=== EXTRACTED INFORMATION ===
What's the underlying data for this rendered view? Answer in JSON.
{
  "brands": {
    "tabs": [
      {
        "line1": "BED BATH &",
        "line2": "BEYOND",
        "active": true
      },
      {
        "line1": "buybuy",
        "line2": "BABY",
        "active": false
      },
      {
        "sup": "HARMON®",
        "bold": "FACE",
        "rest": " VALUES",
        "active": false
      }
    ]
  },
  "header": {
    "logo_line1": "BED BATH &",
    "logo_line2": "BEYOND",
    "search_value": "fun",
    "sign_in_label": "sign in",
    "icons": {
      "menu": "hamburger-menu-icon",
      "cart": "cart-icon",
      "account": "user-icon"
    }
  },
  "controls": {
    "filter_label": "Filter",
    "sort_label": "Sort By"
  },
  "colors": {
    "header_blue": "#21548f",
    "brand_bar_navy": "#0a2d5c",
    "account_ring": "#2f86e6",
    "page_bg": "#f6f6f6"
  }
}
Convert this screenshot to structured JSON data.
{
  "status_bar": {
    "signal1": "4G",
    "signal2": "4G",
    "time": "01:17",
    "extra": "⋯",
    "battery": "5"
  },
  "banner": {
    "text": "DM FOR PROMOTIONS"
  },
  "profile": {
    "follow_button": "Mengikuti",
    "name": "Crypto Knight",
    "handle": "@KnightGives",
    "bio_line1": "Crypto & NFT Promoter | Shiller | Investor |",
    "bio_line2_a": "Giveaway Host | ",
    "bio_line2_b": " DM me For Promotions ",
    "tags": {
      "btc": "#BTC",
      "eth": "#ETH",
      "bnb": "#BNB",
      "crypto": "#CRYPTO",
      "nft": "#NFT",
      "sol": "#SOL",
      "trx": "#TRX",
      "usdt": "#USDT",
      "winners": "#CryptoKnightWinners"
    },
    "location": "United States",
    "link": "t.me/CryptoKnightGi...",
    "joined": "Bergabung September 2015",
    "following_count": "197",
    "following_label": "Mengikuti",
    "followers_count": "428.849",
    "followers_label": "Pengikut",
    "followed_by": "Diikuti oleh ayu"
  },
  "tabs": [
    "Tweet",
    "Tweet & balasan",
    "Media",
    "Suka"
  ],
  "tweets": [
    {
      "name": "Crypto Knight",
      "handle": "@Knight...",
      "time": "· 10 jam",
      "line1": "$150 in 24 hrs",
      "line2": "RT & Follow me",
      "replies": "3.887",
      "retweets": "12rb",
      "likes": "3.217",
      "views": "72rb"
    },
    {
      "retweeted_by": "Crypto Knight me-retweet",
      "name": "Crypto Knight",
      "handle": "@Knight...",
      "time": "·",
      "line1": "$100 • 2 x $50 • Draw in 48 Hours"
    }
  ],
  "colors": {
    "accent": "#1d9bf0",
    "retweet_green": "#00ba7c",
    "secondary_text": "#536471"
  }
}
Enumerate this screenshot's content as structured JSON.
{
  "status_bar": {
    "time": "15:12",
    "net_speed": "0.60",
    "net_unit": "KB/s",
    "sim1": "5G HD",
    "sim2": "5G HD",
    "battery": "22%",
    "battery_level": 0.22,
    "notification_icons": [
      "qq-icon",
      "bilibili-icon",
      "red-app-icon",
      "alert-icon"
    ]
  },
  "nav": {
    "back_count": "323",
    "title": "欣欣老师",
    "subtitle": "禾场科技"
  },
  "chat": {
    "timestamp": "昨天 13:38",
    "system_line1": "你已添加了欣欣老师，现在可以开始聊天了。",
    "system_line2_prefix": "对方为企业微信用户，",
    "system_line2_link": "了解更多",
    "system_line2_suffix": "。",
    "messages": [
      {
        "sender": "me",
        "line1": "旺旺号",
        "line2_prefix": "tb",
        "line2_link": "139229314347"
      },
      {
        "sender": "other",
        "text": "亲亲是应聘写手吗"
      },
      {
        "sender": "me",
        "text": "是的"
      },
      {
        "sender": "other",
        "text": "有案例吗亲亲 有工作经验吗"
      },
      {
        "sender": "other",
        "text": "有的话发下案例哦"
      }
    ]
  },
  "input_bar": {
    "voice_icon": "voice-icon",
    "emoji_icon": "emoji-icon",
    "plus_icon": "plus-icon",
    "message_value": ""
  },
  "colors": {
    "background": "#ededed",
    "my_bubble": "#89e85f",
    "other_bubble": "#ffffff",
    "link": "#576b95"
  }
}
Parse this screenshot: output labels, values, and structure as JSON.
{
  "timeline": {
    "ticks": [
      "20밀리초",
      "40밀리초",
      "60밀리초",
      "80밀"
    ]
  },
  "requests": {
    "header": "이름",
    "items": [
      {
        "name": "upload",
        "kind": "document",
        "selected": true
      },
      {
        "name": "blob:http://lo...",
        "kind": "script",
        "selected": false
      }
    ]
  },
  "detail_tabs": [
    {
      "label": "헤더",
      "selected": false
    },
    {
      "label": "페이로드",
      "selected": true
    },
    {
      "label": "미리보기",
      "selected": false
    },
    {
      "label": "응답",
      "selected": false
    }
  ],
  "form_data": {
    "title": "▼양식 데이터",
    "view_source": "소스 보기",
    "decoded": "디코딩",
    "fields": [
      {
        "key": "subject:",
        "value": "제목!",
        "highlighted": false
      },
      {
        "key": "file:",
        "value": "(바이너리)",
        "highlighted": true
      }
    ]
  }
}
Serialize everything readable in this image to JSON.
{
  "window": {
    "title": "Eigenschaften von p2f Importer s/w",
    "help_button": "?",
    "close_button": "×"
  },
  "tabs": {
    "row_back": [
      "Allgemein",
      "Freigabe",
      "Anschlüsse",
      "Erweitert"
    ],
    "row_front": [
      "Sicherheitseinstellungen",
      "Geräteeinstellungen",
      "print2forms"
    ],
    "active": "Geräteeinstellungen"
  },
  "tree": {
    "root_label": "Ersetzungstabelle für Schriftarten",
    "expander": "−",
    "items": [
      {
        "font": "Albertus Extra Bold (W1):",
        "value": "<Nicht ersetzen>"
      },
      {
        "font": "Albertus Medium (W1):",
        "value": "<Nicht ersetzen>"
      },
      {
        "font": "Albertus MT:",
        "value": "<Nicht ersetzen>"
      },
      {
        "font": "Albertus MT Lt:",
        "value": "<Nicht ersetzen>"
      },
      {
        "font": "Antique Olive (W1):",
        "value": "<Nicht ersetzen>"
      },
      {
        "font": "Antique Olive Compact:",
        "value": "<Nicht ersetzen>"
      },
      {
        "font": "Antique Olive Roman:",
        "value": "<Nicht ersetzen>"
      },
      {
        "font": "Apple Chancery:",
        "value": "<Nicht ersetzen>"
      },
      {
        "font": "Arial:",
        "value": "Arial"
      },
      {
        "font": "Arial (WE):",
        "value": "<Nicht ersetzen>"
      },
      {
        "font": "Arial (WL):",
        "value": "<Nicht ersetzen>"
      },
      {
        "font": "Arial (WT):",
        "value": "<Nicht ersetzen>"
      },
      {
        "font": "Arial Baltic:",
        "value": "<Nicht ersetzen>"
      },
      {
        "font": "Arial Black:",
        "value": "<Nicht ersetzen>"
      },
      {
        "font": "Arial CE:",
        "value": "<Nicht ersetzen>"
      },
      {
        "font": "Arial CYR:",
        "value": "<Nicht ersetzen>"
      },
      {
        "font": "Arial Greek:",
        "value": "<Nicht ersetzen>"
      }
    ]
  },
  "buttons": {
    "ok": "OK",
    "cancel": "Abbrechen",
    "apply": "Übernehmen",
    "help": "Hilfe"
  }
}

=== PROBLEM STATEMENT ===
Every line holding "active" should be copied out.

=== RESULT FOR THIS EXERCISE ===
        "active": true
        "active": false
        "active": false
    "active": "Geräteeinstellungen"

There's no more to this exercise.